Extracted data entries ->
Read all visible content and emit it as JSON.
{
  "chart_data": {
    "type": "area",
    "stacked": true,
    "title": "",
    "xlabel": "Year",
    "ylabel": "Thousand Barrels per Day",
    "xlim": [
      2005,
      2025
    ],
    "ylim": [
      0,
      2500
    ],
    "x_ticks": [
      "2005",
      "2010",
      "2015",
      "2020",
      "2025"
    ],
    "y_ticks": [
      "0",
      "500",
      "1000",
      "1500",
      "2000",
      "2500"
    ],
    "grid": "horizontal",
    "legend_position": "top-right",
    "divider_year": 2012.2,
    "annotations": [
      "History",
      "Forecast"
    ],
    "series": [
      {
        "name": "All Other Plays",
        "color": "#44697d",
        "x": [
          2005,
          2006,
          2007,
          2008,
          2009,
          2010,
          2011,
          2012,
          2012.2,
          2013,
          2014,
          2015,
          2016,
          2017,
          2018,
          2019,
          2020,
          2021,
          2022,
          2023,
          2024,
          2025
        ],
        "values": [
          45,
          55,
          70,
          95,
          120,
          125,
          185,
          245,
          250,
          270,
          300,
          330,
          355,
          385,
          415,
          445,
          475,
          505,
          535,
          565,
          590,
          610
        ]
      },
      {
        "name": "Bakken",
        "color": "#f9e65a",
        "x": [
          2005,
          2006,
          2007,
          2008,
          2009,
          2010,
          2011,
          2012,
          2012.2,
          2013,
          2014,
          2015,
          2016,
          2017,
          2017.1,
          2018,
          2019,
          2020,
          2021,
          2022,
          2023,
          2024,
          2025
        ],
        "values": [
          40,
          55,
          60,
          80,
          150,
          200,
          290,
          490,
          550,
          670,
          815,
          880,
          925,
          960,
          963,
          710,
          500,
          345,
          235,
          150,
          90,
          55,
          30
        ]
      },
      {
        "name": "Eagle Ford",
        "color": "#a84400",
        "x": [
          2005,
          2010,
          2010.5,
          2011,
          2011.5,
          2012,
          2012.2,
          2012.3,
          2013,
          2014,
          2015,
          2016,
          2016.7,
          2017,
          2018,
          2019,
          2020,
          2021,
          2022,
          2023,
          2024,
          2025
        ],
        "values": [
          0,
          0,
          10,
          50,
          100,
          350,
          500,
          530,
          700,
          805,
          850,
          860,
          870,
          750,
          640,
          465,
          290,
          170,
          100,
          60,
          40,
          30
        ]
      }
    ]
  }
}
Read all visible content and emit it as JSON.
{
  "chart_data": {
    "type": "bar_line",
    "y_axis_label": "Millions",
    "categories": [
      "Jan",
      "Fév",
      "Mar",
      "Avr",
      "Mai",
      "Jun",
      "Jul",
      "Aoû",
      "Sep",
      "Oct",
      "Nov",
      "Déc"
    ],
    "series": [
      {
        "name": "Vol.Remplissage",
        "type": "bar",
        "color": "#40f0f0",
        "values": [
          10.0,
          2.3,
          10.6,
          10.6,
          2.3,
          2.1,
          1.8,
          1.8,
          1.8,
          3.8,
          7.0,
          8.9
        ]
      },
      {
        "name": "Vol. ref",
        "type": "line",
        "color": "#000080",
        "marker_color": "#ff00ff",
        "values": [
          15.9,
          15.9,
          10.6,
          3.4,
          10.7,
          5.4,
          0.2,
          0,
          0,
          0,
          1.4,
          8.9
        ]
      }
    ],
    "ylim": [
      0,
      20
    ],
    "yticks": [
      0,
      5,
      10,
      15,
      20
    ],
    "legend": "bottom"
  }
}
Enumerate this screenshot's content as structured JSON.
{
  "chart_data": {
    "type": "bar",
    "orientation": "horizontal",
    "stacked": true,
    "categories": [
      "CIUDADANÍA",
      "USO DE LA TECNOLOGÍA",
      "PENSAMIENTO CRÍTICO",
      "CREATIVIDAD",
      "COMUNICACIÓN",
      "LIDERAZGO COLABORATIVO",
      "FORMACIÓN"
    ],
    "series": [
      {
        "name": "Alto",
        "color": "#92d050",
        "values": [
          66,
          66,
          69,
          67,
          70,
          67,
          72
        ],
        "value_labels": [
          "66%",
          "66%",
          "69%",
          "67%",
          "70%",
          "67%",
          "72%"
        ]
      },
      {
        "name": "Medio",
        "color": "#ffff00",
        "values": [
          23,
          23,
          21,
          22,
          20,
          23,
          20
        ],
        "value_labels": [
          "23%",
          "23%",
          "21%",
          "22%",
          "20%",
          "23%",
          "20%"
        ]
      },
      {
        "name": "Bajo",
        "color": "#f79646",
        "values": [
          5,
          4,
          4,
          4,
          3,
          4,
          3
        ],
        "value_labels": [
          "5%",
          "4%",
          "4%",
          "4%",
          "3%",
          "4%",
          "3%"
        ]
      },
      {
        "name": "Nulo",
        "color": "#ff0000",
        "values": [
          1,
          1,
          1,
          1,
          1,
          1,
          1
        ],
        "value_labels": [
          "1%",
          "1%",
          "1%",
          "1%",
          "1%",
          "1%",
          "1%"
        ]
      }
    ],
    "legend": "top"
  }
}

What is asked ->
Copy in full each line that holds the word "type".

Result for this task ->
    "type": "area",
    "type": "bar_line",
        "type": "bar",
        "type": "line",
    "type": "bar",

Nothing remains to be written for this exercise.